**SET TASK**
Read through the records below and copy each line that uses the word "plus".

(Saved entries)
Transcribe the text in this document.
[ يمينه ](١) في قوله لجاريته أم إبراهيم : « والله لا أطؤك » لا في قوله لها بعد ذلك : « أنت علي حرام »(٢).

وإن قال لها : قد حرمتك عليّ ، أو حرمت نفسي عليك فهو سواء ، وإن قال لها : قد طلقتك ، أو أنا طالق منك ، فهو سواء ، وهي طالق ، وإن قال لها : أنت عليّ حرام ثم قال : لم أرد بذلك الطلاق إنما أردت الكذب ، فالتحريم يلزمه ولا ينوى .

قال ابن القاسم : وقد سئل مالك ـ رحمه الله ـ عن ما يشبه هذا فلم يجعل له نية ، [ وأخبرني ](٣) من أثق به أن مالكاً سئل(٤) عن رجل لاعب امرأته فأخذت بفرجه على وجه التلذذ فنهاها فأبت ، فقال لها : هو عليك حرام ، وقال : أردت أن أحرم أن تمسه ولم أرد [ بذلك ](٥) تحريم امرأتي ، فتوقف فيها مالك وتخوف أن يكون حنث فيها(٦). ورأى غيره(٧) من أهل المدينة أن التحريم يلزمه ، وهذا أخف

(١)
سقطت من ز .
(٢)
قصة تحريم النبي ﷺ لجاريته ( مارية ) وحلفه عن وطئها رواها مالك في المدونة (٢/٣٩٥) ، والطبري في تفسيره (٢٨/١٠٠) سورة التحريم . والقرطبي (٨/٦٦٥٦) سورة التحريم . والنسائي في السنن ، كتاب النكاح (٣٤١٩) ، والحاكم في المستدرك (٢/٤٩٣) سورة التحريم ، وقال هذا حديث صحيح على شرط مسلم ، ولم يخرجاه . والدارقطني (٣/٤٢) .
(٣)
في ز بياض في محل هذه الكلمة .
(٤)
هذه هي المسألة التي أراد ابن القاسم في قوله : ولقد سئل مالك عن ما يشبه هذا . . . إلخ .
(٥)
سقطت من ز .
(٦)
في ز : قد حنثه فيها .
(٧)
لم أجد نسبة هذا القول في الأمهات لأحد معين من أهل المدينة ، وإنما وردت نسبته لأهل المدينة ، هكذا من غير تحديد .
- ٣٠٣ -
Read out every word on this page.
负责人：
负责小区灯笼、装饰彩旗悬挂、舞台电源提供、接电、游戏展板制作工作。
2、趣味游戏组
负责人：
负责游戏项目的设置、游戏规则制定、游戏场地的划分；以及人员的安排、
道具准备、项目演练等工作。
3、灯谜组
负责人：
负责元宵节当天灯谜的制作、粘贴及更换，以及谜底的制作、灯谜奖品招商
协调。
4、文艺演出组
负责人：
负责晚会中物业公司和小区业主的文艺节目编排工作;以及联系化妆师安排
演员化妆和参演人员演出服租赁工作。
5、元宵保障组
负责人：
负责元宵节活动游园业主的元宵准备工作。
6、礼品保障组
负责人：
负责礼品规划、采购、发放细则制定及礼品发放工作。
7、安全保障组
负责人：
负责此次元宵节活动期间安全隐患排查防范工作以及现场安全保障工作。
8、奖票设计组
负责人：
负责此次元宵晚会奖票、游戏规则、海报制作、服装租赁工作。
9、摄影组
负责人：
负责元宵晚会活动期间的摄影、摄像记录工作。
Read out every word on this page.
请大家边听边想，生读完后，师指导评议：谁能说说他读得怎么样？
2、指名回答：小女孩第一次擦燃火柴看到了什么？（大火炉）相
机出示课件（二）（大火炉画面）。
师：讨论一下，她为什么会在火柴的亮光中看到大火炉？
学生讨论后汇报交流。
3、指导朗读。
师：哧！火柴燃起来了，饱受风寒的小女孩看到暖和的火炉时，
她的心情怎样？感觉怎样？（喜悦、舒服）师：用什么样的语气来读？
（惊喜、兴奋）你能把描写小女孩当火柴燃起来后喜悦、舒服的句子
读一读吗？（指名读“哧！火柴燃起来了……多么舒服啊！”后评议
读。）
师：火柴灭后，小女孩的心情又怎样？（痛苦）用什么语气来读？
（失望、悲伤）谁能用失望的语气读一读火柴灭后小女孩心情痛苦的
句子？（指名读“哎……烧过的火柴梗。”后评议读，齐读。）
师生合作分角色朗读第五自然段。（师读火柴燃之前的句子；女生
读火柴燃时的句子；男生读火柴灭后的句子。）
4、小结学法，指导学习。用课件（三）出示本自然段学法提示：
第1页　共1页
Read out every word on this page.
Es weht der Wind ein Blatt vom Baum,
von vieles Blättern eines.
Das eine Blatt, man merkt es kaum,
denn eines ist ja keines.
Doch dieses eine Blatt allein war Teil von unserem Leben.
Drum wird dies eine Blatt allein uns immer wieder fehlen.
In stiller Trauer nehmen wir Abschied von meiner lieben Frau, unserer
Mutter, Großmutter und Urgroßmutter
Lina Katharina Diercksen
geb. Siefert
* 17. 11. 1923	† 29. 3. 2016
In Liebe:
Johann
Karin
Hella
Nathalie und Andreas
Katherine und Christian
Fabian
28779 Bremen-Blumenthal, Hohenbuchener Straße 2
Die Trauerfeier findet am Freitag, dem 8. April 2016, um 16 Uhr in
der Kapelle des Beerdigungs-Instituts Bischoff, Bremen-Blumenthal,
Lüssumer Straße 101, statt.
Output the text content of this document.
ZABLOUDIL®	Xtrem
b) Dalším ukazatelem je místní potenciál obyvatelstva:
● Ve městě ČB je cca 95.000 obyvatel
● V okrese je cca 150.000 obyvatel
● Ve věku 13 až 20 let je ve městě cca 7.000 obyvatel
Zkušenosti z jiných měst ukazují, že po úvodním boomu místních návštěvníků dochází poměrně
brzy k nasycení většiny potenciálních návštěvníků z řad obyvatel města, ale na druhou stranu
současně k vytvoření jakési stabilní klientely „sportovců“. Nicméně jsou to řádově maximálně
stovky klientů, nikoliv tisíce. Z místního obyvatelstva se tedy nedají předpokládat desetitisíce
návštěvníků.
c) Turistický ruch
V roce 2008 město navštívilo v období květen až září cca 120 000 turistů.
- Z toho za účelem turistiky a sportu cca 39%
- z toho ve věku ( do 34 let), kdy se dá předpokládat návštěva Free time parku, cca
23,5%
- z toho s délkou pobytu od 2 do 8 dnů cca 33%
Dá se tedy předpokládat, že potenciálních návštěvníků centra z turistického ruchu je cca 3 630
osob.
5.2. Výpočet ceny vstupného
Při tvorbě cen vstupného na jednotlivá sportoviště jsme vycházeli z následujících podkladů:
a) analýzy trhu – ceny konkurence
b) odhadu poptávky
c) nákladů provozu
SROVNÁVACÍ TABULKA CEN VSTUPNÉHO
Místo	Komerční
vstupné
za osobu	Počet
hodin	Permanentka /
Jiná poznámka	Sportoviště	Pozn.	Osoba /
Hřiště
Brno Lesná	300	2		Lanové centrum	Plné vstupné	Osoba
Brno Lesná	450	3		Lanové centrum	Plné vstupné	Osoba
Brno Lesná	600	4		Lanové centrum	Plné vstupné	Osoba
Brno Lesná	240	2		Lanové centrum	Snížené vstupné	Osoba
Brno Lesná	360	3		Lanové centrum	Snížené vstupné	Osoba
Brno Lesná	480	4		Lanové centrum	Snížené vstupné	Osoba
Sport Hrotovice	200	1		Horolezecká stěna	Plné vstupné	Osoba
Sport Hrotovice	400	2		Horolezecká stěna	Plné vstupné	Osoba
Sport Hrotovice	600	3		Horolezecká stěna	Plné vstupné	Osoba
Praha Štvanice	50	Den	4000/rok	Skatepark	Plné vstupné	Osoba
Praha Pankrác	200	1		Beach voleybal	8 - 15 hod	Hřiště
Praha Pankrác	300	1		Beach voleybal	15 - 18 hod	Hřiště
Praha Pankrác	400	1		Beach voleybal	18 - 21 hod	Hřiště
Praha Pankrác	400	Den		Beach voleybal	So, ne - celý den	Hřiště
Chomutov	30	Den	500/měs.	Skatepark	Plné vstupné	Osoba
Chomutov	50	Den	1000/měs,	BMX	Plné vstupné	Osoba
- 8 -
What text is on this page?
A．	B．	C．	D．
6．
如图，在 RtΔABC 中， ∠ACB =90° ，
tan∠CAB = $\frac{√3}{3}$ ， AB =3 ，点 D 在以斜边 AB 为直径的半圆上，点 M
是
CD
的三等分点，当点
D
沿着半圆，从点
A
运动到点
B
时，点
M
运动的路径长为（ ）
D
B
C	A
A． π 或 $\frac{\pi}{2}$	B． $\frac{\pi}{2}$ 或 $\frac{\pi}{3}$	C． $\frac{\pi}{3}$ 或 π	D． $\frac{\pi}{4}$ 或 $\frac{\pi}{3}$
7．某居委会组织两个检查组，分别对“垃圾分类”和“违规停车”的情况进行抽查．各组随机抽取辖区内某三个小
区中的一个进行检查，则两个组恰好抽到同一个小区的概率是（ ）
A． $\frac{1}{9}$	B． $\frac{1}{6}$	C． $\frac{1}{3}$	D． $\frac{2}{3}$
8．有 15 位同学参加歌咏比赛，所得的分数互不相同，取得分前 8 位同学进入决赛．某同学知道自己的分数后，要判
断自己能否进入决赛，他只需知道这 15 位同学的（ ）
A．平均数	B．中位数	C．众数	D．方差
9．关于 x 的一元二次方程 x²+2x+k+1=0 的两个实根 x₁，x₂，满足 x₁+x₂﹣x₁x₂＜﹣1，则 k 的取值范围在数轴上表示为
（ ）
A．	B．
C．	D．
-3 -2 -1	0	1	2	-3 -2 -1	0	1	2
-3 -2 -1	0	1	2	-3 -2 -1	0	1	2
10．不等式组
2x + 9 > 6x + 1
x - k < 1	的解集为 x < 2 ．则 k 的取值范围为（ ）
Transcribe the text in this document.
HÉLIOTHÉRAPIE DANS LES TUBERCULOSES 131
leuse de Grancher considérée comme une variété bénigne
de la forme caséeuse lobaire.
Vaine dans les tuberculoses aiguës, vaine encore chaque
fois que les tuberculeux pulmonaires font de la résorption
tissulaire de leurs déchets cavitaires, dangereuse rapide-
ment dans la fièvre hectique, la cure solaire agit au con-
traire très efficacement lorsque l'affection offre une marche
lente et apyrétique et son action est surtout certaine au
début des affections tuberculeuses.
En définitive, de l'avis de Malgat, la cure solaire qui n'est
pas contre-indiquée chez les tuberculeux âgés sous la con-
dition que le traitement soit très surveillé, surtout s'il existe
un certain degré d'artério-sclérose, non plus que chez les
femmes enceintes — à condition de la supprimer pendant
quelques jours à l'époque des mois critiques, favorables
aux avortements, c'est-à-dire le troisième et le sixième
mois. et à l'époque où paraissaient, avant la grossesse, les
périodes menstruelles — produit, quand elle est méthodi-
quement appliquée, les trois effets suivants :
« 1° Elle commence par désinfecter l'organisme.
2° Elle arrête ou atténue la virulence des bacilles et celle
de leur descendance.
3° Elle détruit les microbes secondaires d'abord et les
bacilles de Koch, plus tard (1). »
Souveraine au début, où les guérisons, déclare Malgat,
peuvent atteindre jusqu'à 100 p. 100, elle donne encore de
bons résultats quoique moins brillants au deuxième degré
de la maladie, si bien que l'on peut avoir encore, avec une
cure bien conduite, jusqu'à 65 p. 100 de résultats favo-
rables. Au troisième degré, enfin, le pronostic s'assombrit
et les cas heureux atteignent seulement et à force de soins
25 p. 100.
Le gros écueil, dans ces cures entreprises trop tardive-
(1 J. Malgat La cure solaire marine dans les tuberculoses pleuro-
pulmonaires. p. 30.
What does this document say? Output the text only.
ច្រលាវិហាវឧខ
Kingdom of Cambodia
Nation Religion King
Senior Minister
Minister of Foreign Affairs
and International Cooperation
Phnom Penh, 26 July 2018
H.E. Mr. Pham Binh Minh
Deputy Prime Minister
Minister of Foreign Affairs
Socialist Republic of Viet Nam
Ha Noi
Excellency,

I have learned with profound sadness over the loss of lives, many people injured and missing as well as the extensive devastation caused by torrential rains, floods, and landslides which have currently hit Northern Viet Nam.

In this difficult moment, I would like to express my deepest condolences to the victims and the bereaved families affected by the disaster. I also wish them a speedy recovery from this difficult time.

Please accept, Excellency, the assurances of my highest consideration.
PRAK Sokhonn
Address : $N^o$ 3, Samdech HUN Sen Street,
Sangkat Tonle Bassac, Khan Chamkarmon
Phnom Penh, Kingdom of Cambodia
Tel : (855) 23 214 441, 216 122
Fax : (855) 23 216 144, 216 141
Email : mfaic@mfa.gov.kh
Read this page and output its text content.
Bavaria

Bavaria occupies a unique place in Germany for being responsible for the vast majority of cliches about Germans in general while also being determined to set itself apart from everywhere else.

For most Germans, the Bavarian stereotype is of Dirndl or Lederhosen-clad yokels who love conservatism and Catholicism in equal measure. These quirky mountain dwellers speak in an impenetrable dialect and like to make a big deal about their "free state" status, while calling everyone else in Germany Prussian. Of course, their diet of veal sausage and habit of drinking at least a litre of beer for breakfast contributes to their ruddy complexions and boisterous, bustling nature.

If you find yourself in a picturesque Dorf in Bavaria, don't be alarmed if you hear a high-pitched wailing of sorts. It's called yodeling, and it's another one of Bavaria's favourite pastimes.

**TASK RESULT**
un certain degré d'artério-sclérose, non plus que chez les
bacilles de Koch, plus tard (1). »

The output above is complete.